## Exercise aim
Your answer should be one number: how many lines of the data include the string "района"?

## Dataset content
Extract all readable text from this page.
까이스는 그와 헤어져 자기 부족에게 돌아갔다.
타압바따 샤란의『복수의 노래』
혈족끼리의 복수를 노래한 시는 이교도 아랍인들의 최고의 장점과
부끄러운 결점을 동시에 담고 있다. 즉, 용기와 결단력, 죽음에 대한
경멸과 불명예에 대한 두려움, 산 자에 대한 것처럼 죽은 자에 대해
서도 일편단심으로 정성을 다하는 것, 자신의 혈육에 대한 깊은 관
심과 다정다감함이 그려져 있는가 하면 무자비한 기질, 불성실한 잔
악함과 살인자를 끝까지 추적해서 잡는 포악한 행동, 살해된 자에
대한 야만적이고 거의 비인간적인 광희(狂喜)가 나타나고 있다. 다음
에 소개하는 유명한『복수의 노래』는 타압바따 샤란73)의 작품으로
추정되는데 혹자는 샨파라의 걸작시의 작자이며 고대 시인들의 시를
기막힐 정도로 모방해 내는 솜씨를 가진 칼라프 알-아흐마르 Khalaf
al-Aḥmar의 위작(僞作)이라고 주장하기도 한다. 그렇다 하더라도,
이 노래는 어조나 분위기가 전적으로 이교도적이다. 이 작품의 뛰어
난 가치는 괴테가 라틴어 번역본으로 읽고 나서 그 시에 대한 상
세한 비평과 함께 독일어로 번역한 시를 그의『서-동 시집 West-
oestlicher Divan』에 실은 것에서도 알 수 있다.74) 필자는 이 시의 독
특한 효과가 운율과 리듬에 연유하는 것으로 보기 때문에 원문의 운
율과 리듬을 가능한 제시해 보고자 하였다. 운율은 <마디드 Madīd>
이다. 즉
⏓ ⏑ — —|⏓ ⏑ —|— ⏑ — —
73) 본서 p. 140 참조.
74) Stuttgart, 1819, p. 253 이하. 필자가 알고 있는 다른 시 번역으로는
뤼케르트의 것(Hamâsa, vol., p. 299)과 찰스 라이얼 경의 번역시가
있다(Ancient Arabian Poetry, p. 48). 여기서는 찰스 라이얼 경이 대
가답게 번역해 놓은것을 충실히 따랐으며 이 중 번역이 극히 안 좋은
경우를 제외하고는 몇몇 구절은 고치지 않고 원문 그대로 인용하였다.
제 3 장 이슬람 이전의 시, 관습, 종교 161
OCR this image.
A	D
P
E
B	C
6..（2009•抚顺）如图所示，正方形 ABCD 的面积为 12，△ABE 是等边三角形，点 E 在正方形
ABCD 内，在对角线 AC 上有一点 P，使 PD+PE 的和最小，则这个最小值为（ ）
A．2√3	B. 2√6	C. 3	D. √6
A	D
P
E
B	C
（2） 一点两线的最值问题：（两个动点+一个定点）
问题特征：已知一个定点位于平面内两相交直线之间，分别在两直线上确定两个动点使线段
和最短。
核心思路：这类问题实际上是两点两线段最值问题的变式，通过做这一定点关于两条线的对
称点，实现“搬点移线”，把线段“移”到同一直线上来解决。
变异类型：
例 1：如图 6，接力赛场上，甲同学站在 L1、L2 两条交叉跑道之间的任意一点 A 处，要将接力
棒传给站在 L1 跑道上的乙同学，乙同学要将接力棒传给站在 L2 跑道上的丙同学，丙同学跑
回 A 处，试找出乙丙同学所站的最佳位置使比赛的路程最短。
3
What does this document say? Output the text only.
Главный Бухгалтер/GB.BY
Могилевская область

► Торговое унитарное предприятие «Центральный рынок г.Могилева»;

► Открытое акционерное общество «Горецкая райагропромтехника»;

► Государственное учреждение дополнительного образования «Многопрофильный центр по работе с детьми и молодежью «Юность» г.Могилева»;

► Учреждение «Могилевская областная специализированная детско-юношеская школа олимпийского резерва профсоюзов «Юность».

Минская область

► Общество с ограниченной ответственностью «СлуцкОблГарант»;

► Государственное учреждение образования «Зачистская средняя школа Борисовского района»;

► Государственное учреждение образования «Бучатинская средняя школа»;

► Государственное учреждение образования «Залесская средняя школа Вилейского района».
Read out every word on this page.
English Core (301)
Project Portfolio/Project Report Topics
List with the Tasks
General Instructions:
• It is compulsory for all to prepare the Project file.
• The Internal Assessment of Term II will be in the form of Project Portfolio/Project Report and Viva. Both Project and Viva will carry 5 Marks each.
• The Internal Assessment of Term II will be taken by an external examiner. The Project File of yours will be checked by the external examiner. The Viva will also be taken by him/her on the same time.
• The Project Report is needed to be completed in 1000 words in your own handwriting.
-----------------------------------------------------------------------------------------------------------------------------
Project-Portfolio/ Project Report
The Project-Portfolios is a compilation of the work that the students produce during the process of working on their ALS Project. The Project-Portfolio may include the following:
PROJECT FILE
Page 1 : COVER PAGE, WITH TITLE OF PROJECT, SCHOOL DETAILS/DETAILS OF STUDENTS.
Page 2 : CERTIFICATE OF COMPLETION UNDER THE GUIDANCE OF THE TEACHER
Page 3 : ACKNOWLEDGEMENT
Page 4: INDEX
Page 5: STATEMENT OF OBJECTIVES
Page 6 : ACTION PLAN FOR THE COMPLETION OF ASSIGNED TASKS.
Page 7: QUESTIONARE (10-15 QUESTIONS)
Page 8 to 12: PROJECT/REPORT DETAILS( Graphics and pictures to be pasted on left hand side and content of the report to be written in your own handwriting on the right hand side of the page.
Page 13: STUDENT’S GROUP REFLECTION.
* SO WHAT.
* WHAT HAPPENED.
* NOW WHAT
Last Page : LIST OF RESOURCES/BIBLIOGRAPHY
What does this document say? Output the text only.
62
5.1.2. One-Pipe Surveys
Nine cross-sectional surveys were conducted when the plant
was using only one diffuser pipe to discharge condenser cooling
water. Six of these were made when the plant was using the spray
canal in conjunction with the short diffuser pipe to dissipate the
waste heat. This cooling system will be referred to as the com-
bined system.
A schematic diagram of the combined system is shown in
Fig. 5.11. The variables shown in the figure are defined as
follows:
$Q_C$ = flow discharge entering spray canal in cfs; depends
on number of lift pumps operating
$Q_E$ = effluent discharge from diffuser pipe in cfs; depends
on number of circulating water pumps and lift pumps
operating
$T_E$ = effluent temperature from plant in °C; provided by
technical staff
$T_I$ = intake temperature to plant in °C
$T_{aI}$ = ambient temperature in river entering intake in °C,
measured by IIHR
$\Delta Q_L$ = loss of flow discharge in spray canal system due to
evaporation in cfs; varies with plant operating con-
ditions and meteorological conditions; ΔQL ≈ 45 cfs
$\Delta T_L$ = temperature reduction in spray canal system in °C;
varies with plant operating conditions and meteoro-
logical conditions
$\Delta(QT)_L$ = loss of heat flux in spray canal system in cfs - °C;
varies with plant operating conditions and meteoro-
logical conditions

## Result of this exercise
2